-------- Exercise data --------

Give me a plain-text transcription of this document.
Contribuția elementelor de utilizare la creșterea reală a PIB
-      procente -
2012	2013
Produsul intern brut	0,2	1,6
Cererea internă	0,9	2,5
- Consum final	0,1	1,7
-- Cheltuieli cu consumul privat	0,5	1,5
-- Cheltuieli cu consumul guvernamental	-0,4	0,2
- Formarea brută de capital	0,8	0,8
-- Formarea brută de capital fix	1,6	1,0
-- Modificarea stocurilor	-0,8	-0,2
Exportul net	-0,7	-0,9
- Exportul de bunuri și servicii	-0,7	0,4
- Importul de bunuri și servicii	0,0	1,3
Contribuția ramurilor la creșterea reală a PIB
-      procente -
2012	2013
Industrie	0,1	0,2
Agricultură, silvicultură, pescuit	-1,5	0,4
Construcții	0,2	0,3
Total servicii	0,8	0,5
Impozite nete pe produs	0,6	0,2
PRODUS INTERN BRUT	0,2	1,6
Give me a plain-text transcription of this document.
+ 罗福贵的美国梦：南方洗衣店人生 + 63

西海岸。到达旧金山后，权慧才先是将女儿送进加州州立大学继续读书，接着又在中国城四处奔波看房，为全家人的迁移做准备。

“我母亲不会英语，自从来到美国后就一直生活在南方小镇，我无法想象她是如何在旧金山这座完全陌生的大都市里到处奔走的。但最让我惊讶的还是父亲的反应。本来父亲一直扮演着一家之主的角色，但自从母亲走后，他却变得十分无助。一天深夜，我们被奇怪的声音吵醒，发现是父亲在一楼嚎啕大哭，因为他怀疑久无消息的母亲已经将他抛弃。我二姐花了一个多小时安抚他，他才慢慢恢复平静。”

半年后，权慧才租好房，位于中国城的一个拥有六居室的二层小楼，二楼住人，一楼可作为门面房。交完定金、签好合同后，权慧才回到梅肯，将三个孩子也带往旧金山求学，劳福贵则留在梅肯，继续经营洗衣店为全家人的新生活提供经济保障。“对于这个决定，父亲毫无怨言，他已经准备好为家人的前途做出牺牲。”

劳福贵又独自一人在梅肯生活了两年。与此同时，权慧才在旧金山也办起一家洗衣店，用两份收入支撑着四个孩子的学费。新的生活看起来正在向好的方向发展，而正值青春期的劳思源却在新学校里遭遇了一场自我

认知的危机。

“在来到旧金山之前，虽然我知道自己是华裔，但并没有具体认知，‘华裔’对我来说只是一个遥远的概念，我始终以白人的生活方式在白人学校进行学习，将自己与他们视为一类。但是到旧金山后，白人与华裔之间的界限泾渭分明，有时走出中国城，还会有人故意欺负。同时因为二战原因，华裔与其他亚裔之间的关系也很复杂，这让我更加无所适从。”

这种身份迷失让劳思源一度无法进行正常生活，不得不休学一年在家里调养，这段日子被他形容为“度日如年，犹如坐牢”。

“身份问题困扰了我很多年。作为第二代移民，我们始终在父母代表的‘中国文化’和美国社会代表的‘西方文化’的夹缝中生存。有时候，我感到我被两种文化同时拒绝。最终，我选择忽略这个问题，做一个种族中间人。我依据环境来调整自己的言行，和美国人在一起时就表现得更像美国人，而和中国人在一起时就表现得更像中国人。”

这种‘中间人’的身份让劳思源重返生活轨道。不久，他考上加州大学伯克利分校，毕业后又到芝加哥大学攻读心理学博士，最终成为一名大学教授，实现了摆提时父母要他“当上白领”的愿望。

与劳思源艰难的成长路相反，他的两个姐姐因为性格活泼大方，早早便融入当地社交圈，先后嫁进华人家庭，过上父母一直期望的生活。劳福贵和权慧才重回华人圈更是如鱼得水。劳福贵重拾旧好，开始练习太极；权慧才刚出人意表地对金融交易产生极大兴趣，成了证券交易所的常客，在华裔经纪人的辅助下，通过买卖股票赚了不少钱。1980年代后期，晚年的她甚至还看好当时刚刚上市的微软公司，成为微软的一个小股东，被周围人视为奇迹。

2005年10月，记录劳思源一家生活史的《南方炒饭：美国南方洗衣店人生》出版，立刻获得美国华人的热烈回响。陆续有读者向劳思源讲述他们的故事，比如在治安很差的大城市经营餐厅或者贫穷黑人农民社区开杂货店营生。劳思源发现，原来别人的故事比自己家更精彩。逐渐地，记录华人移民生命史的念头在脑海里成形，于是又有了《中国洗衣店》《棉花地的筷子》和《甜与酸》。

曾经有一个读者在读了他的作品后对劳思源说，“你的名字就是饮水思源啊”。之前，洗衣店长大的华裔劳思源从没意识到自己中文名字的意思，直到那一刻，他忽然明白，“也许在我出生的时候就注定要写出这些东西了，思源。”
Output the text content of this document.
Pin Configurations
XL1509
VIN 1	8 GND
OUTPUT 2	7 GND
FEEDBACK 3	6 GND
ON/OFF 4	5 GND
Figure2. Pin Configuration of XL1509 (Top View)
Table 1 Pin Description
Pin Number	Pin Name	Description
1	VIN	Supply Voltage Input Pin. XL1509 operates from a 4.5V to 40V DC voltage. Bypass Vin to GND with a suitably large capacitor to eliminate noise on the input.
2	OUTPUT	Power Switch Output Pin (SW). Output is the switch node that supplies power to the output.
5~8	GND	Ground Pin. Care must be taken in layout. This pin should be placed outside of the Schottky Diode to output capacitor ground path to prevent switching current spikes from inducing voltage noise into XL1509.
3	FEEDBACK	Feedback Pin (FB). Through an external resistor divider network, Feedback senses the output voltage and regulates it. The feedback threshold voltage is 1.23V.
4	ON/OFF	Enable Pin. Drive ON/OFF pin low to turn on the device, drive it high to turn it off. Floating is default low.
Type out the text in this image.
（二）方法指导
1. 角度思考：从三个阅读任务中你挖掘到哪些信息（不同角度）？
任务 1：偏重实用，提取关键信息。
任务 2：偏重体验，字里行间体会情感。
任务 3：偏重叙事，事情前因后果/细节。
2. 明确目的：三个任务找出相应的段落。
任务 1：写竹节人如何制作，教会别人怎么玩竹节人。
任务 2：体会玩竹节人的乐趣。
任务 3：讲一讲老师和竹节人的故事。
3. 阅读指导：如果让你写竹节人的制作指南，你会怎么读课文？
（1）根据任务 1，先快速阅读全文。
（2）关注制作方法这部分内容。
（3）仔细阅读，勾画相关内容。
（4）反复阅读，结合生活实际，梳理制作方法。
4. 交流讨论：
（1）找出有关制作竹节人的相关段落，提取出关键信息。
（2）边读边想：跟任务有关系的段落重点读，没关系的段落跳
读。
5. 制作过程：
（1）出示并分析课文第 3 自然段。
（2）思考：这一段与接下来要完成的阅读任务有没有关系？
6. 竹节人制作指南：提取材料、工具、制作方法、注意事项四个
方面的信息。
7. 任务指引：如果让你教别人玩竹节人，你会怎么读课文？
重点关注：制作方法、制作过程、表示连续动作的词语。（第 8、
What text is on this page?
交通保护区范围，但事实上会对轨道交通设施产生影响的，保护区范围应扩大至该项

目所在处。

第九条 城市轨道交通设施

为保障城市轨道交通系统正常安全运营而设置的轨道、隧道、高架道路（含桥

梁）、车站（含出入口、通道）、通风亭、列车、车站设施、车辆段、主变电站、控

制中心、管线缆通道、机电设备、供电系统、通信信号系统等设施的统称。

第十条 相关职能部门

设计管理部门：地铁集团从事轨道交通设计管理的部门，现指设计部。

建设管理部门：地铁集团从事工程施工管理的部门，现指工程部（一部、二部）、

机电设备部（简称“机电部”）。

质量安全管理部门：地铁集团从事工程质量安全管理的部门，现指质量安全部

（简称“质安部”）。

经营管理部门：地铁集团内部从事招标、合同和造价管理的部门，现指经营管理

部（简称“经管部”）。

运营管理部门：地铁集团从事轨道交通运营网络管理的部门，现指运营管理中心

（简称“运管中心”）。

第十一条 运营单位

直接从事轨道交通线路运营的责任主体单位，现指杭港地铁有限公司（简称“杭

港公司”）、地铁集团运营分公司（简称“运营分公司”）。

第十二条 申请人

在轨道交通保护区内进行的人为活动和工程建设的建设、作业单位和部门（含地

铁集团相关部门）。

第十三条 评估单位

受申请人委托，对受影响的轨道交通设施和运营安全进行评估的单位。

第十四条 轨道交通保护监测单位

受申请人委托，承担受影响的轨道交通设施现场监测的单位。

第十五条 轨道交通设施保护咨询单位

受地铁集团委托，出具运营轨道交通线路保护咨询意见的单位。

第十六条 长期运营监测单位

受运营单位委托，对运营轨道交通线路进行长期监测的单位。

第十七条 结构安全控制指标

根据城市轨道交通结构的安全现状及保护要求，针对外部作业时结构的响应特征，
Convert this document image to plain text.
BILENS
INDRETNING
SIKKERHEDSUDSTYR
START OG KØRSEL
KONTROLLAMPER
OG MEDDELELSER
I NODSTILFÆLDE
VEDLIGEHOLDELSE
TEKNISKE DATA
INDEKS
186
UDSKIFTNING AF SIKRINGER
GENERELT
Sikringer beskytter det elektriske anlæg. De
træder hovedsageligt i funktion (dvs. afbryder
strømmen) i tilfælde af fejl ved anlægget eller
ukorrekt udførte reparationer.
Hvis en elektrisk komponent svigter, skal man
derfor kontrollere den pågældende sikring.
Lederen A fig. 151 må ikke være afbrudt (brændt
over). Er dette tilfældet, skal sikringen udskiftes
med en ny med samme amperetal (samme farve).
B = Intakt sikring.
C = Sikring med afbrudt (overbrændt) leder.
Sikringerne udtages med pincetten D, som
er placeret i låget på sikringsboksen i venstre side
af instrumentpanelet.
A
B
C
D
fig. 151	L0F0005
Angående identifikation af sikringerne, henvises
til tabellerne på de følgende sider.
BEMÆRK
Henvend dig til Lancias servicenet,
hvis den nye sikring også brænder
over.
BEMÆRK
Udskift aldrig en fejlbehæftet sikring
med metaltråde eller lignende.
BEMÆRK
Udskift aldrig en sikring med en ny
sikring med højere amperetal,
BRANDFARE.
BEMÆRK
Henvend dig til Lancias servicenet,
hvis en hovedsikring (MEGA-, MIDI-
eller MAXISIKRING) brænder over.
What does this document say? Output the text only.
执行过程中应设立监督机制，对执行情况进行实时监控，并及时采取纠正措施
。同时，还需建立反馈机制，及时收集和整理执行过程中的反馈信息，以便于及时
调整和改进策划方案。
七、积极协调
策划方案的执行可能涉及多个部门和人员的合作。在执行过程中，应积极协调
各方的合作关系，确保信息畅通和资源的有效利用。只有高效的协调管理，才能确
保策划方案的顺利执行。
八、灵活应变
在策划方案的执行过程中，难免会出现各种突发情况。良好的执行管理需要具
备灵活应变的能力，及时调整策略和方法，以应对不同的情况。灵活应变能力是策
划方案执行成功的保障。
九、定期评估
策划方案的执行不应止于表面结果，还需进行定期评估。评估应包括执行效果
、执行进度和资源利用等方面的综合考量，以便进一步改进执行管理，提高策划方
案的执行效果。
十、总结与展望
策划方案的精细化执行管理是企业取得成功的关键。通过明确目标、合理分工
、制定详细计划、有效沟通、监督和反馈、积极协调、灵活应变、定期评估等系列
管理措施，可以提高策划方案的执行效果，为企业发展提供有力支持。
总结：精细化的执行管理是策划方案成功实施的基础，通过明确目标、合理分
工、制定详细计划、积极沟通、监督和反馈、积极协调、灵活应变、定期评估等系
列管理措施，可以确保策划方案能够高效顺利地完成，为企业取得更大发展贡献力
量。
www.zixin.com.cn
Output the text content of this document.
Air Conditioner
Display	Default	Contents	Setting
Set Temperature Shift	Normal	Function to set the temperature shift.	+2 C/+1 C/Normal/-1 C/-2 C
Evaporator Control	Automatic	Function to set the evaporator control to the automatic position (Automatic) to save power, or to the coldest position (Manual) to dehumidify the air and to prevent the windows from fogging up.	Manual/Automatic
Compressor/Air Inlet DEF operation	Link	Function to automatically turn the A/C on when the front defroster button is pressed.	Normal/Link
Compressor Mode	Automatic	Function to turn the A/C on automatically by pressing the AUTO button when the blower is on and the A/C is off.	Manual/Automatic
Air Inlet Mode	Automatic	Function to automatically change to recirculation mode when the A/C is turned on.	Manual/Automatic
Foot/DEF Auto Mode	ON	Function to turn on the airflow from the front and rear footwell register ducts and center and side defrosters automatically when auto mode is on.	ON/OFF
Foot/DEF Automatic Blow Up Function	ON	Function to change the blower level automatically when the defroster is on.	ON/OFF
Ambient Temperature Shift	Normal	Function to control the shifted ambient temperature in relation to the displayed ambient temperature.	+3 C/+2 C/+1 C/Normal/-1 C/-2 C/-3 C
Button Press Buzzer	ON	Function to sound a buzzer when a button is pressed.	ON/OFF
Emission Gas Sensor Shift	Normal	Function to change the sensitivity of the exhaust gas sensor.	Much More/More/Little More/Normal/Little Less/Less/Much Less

--------

* [Your task]:
Scan the records for the string "通过明确目标". Copy each line in which it appears.

* [The completed task]:
策划方案的精细化执行管理是企业取得成功的关键。通过明确目标、合理分工
总结：精细化的执行管理是策划方案成功实施的基础，通过明确目标、合理分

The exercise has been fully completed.